● **Given records**

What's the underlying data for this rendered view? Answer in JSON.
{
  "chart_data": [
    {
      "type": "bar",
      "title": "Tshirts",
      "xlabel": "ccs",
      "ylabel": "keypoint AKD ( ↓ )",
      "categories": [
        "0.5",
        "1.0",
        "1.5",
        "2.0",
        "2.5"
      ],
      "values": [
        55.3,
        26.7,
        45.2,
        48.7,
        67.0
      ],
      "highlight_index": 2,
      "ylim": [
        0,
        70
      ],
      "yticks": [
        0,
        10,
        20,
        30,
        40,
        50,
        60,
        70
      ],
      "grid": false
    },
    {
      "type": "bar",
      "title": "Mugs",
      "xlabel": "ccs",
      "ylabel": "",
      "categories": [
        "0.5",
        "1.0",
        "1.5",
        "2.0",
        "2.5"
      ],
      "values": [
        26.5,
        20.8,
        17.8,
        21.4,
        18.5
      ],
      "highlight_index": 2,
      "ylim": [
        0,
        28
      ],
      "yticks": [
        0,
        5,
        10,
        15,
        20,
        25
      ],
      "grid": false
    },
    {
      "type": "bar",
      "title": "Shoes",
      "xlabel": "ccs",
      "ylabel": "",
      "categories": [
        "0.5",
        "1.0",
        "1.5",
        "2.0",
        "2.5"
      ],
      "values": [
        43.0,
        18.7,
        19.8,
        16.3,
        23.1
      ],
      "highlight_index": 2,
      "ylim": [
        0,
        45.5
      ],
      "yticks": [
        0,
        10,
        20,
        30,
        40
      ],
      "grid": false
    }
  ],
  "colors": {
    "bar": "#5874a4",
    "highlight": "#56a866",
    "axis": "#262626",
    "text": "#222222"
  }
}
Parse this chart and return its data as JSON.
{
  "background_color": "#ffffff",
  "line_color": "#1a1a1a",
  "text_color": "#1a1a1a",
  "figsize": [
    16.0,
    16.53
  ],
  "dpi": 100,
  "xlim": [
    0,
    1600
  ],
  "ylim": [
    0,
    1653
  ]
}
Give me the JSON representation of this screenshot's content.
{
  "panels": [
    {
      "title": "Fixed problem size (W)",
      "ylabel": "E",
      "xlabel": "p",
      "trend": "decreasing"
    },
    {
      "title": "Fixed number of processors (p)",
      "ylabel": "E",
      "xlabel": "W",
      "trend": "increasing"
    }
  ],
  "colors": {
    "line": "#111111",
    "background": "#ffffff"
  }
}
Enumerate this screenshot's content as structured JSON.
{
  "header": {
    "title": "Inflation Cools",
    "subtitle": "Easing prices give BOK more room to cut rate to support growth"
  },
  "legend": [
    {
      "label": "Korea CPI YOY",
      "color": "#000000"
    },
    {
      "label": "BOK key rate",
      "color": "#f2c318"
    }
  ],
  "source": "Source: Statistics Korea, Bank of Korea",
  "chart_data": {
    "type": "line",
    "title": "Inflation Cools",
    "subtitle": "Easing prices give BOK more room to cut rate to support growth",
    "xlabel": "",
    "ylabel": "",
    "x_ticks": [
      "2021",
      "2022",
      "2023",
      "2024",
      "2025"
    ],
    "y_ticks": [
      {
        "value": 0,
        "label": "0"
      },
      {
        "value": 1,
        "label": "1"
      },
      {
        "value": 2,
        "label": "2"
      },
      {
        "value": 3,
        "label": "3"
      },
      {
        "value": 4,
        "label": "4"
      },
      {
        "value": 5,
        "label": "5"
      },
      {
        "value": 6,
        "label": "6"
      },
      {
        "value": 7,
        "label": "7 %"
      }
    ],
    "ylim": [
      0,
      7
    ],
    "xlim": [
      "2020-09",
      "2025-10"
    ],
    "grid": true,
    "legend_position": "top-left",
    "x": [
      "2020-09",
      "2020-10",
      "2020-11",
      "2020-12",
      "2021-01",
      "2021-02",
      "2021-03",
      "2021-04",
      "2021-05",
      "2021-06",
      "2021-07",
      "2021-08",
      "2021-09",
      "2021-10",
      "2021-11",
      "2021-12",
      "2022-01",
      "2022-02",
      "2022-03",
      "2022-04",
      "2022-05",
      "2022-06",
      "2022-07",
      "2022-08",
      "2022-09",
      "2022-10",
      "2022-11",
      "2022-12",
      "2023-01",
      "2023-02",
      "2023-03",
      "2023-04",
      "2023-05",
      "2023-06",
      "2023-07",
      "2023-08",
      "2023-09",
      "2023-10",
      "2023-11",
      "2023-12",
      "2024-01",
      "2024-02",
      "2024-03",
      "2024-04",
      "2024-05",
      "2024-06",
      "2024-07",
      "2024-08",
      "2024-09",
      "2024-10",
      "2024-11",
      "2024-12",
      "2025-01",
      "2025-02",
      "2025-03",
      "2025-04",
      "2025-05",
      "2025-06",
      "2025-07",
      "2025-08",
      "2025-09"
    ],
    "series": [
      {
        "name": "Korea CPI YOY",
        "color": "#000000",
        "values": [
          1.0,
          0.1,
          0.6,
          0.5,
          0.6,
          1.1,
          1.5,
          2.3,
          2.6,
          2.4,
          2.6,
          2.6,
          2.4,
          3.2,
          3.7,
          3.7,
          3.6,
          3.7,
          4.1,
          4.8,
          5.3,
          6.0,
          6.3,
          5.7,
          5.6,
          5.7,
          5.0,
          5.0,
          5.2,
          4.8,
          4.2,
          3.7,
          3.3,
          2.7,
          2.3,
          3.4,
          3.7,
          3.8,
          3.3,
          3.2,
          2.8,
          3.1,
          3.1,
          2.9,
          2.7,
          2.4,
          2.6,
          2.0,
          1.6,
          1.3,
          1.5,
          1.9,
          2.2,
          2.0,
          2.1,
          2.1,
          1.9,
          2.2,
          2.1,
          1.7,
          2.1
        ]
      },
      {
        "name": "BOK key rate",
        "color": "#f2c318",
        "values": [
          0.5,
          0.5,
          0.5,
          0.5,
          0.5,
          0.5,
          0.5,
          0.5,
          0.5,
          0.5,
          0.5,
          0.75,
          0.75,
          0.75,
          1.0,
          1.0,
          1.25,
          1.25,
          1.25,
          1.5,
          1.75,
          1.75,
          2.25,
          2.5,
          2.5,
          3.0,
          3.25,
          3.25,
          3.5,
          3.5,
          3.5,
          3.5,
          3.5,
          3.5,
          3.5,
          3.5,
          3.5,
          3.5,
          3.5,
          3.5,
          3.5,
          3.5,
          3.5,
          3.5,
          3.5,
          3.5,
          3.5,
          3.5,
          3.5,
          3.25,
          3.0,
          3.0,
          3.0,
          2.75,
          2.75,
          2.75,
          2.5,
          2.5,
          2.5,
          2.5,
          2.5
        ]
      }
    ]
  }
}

● **What needs to be done**
From the listing, copy every line where the string "screenshot" appears.

● **Answer to the task**
Give me the JSON representation of this screenshot's content.
Enumerate this screenshot's content as structured JSON.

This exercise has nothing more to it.